GIVEN EXERCISE =
Check every line in the records below for the word "text" and report how many have it, nothing more.

Figure record extracts

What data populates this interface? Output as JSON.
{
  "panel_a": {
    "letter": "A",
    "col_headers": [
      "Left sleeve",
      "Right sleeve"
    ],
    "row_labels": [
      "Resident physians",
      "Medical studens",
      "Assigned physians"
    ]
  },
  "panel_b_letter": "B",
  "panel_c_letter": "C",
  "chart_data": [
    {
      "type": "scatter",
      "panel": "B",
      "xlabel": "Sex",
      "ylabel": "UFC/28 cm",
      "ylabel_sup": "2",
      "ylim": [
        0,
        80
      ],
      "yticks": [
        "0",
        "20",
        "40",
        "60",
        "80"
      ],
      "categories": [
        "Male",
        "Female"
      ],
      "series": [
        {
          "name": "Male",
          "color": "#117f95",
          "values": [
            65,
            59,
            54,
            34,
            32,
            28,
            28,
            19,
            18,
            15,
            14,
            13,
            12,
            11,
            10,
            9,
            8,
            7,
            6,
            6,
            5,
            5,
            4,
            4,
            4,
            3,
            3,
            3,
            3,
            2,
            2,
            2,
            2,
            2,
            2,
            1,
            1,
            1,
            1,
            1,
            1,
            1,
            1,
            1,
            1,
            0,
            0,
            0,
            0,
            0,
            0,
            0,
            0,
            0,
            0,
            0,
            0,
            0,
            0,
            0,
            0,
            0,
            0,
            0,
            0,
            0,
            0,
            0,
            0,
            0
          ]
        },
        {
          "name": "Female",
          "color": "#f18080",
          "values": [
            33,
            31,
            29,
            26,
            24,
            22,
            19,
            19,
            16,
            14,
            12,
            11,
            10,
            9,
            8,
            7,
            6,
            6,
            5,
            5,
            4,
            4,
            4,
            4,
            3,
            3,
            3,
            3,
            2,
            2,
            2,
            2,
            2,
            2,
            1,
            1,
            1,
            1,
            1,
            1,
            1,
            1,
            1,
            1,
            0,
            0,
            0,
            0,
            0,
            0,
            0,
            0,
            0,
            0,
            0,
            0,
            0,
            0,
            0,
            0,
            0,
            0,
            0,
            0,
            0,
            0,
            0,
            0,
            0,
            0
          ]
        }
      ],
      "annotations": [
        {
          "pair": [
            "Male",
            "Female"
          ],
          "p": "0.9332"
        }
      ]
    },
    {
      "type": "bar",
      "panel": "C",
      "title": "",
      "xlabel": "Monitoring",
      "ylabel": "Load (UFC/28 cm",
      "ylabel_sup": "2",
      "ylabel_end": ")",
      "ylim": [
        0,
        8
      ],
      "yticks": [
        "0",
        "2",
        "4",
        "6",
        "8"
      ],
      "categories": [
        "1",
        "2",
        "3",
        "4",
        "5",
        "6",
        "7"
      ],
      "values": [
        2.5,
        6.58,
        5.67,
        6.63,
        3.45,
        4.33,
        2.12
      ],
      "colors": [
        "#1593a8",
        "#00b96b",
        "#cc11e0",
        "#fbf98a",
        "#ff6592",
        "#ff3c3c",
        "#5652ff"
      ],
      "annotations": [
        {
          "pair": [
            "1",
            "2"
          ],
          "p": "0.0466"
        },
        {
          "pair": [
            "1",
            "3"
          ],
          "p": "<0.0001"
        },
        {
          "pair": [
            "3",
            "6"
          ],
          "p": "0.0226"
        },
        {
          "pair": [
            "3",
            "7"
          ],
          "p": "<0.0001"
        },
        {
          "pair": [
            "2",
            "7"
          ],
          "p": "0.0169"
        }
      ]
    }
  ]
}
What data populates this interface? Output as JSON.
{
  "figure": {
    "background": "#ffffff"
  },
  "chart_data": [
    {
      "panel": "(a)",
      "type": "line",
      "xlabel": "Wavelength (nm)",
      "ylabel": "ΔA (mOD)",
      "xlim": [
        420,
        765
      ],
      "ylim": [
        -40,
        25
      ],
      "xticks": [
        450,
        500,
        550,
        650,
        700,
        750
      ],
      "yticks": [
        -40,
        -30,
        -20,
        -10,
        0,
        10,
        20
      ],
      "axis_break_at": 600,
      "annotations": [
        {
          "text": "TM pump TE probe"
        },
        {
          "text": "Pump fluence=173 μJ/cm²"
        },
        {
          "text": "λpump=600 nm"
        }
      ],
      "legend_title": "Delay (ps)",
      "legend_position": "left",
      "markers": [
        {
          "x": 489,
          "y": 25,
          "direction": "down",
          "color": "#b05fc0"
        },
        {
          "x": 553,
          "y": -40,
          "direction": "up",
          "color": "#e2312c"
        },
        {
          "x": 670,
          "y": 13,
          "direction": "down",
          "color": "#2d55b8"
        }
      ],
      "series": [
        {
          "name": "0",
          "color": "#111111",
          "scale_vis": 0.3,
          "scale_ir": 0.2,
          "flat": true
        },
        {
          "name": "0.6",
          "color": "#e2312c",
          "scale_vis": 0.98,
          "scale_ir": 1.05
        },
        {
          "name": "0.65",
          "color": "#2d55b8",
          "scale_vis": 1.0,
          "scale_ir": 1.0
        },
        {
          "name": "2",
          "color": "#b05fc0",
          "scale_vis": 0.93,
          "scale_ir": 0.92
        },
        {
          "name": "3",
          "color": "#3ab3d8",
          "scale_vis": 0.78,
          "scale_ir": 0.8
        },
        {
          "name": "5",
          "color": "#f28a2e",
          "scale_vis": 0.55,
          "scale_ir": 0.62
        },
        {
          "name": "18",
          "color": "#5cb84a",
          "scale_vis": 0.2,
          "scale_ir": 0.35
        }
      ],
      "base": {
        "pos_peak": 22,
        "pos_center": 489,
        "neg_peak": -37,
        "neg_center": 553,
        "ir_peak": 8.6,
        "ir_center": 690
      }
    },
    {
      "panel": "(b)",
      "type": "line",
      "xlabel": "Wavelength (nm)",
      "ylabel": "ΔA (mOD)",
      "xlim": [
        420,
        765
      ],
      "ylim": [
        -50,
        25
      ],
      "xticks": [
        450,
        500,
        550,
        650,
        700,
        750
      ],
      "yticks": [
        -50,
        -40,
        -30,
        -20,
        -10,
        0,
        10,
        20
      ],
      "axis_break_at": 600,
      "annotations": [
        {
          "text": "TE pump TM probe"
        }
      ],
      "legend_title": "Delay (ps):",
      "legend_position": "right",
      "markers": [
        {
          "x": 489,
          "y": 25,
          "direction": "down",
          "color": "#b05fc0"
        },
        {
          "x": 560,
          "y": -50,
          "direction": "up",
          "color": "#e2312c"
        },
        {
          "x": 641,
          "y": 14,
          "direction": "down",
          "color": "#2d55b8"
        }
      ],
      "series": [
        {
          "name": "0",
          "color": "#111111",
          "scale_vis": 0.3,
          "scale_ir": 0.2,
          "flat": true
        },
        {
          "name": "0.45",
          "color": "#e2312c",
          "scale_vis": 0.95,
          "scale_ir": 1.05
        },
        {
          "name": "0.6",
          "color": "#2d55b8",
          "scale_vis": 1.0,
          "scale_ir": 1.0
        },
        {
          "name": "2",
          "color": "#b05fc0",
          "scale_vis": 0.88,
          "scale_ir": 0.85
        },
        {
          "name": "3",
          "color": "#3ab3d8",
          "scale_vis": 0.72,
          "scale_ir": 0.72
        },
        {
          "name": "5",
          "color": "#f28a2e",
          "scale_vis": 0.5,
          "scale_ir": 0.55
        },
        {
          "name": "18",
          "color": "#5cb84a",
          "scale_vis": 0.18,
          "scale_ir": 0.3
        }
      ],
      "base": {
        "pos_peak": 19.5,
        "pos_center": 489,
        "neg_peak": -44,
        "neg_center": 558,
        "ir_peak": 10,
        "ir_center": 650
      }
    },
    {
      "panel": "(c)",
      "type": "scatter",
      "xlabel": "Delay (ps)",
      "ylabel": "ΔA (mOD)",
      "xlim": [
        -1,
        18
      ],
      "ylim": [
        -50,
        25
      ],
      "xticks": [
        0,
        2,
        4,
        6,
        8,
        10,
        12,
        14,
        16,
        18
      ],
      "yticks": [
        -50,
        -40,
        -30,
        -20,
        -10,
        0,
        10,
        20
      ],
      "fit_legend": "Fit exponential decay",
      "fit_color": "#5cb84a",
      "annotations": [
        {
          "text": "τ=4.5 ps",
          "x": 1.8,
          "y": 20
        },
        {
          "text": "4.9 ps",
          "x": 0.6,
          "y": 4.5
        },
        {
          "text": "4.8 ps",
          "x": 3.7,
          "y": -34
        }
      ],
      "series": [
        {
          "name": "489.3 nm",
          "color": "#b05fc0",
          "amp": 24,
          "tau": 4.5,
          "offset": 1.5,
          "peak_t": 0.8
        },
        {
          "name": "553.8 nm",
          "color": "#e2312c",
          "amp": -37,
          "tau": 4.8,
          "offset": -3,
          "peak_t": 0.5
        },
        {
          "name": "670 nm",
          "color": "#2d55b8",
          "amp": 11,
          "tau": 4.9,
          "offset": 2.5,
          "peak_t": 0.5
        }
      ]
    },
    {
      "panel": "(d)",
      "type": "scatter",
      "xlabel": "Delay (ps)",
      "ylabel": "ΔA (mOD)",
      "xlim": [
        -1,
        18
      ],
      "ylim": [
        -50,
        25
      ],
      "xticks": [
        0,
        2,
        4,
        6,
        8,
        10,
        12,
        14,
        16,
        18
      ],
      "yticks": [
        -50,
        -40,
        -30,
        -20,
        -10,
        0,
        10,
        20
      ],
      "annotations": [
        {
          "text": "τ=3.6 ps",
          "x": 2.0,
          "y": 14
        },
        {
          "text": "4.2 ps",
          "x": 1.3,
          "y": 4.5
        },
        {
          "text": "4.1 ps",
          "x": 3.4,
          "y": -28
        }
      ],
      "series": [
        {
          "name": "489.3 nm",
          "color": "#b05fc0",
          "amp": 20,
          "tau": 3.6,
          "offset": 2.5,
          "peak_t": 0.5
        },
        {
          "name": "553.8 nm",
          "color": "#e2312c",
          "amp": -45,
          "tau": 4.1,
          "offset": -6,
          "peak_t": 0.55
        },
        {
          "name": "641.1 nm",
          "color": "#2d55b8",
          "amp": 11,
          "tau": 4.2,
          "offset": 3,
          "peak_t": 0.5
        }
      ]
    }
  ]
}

EXERCISE SOLUTION =
10